* _Stated goal_: From the listing below, return each line that includes "JSON".

______

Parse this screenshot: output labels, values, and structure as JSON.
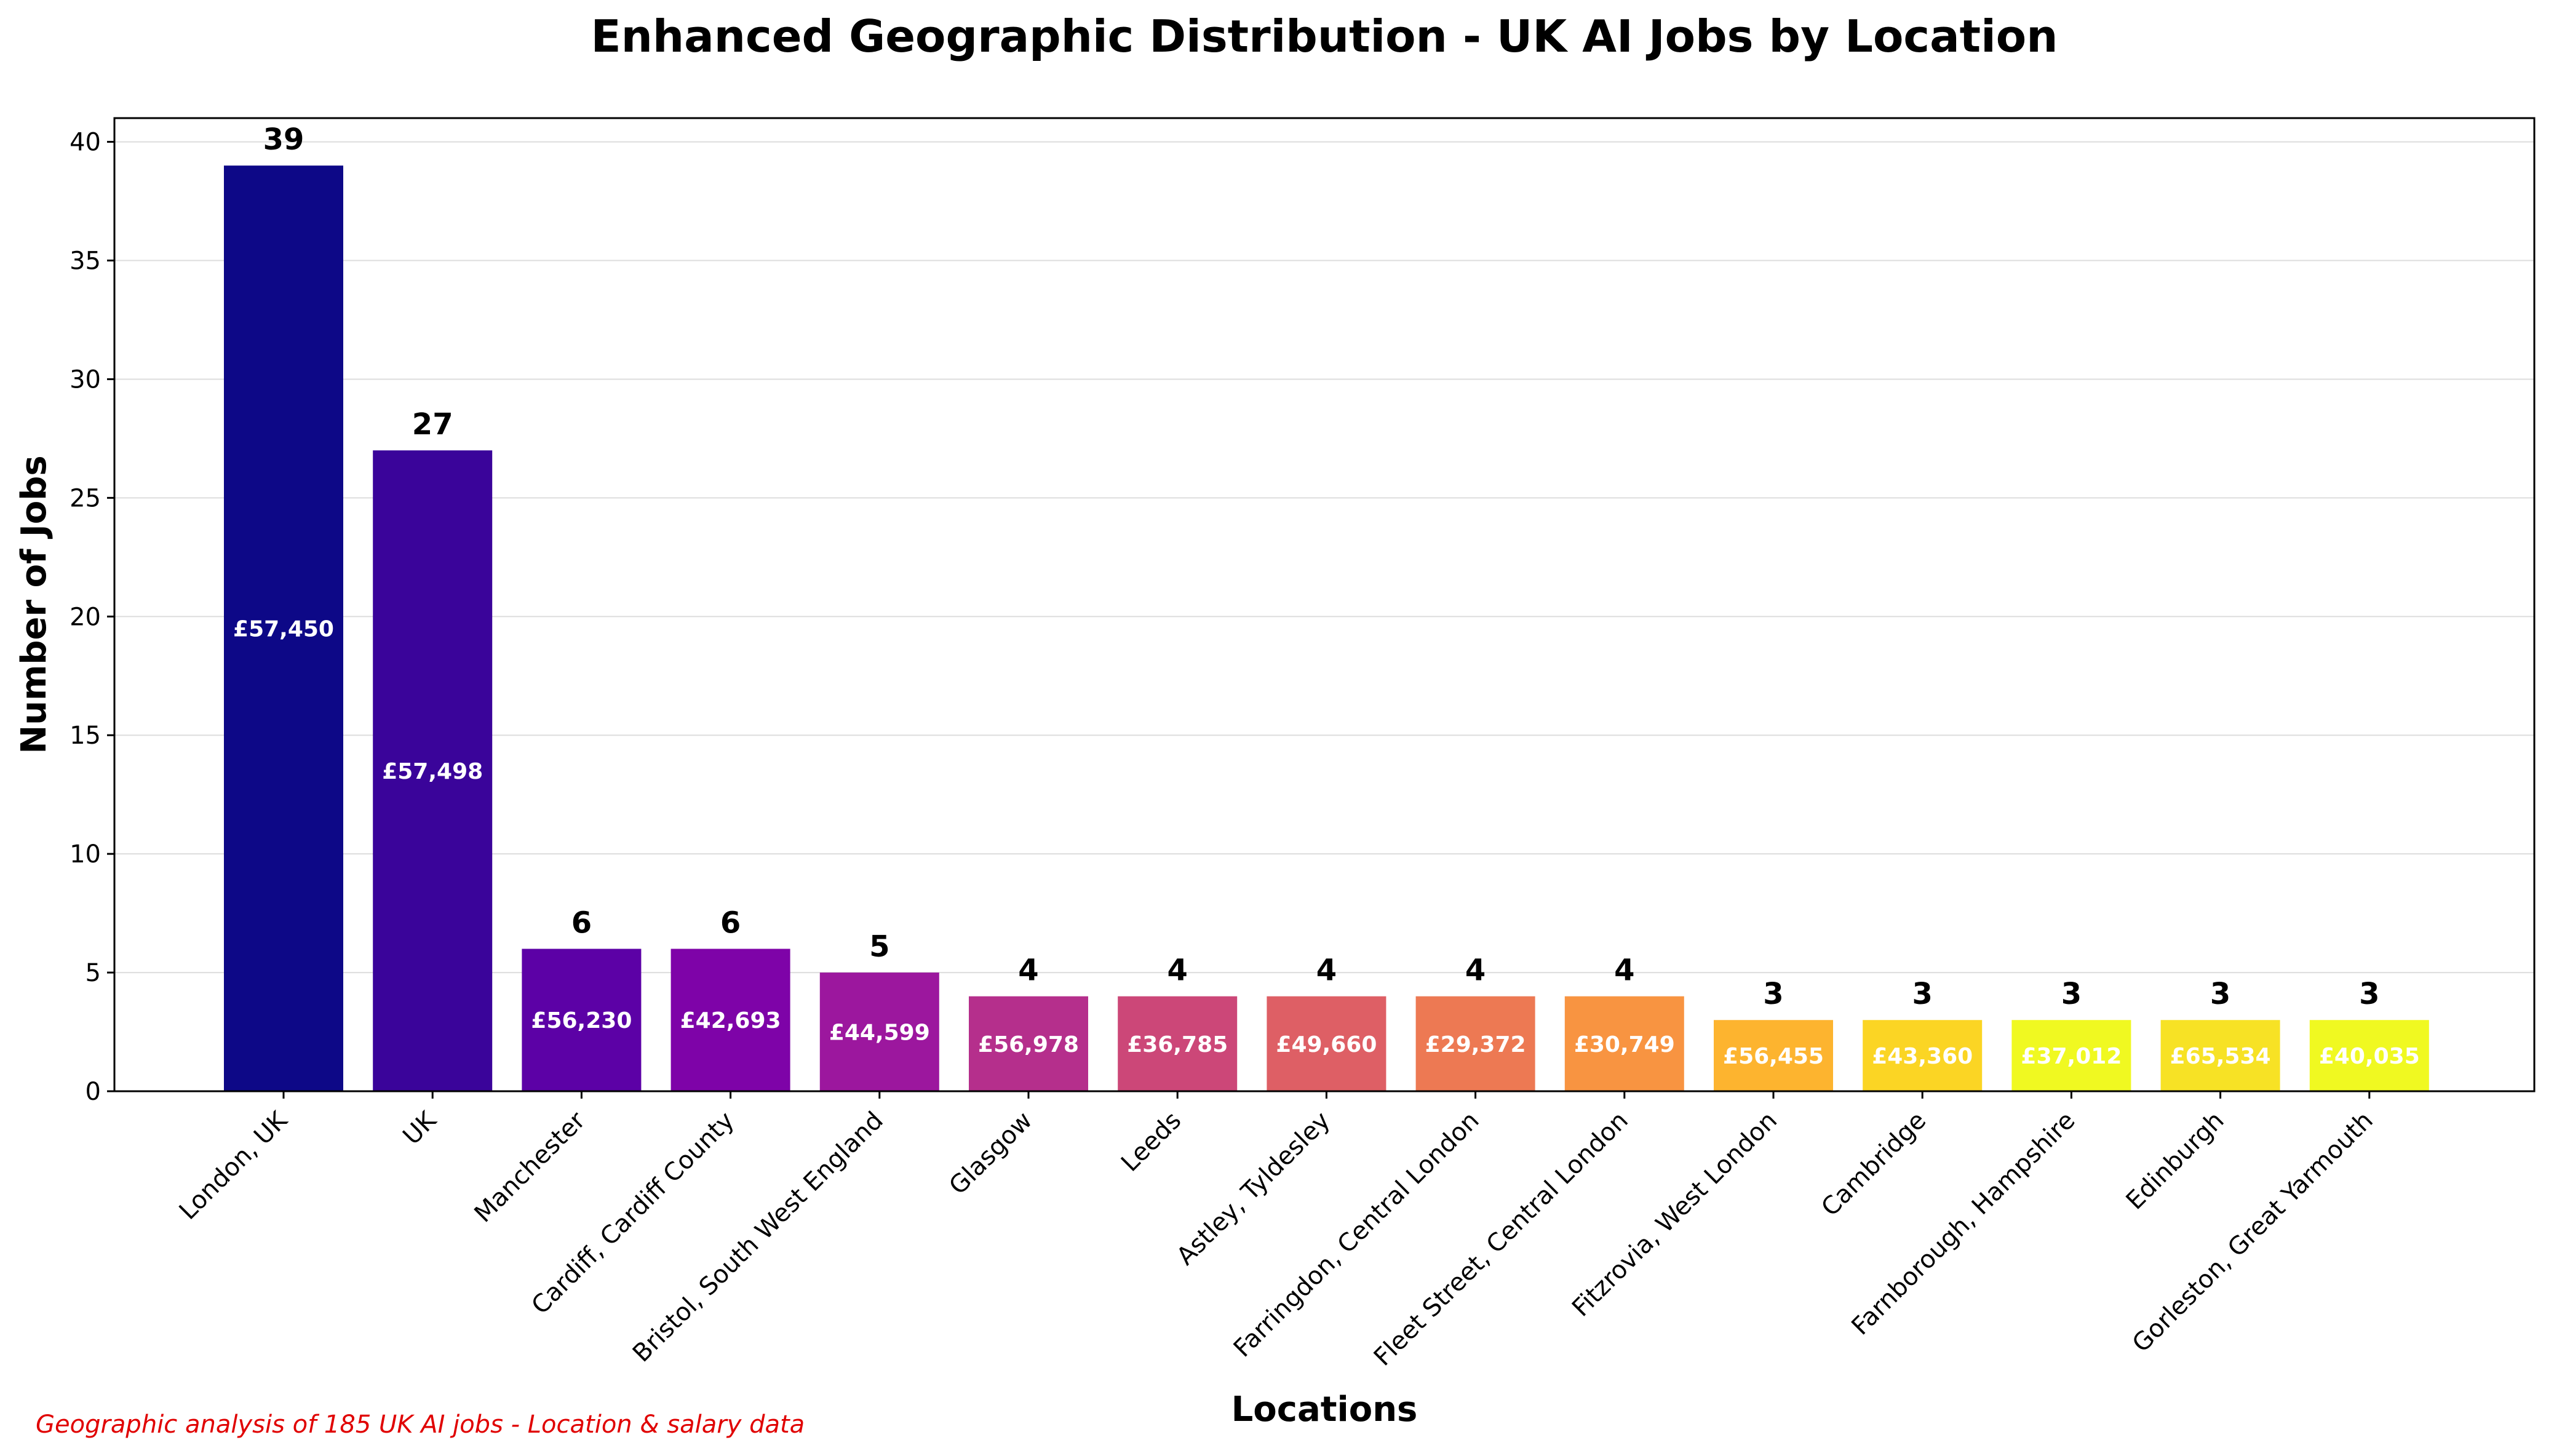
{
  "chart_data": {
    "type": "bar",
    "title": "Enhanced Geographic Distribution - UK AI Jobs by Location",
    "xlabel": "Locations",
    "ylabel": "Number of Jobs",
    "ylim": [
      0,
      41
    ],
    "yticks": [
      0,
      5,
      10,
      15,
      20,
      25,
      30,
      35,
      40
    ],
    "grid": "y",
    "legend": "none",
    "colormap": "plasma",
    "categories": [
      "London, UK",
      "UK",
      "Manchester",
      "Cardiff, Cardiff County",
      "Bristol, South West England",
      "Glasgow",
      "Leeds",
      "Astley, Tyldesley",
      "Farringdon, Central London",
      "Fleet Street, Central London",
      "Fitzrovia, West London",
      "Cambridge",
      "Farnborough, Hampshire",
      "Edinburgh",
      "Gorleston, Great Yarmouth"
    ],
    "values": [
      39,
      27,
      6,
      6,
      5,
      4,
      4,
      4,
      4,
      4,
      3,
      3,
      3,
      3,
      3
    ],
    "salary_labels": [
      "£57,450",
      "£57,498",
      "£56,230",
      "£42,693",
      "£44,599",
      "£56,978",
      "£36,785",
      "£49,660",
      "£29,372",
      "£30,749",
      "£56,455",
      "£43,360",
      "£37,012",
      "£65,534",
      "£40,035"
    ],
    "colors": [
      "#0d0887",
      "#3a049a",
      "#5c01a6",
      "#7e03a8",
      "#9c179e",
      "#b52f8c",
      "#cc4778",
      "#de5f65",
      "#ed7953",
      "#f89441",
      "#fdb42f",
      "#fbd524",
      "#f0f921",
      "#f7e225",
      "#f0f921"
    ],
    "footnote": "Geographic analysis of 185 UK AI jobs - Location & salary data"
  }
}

______

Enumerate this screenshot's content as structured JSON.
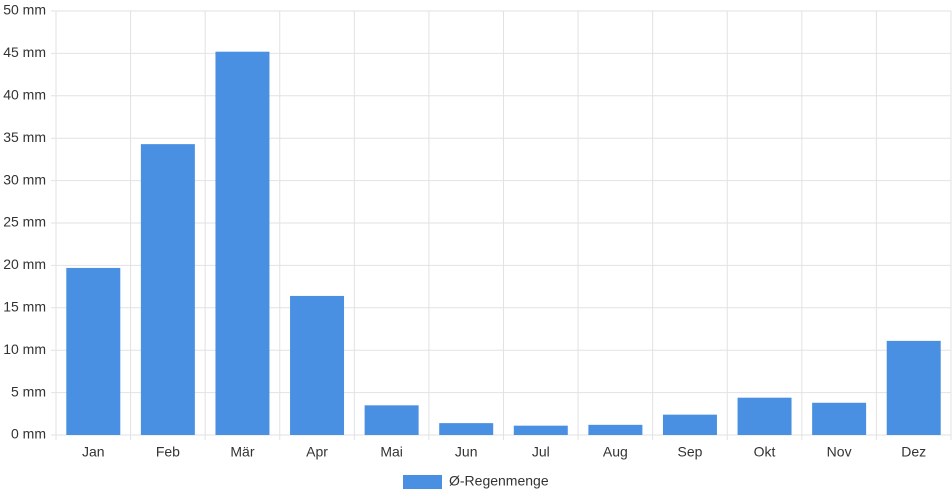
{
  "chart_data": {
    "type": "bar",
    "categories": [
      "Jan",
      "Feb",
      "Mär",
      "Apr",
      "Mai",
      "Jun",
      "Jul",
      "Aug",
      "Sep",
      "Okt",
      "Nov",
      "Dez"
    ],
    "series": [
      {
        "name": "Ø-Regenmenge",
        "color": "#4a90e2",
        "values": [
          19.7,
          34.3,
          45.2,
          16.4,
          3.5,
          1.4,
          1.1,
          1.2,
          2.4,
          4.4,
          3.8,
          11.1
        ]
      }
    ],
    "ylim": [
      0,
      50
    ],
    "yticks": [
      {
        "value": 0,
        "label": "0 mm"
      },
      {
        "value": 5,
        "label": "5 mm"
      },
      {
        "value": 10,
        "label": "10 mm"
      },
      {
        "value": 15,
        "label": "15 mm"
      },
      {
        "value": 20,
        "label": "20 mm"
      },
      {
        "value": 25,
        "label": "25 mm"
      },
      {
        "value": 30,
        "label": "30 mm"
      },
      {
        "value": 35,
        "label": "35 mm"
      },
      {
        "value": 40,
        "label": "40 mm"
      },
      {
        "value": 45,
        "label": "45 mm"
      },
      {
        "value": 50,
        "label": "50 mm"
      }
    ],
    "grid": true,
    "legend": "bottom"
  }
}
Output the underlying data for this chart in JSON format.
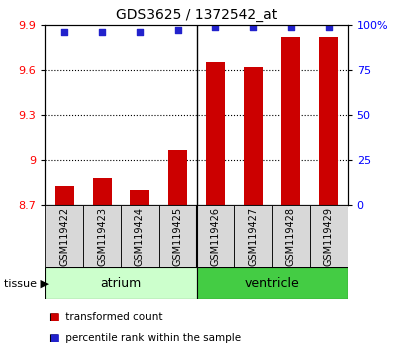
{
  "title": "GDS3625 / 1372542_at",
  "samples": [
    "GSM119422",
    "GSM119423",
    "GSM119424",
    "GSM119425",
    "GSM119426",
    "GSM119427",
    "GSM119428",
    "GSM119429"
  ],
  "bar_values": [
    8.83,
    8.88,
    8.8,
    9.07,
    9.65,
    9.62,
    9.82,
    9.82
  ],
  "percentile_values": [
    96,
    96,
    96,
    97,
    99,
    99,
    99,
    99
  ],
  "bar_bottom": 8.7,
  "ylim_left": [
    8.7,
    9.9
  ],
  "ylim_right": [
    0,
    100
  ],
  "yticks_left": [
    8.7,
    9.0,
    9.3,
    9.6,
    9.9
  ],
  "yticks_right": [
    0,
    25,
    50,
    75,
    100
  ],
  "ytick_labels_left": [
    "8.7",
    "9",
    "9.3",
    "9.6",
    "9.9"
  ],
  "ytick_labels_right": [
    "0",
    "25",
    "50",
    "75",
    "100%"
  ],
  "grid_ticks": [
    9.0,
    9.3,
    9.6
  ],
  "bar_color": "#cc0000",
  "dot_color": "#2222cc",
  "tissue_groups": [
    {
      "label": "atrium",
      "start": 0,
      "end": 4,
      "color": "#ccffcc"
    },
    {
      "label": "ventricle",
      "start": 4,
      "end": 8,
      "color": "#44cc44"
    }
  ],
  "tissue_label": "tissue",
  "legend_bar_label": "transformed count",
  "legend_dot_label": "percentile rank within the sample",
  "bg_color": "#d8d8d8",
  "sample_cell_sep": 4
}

______

* _Final answer_:
Parse this screenshot: output labels, values, and structure as JSON.
Enumerate this screenshot's content as structured JSON.
Output the underlying data for this chart in JSON format.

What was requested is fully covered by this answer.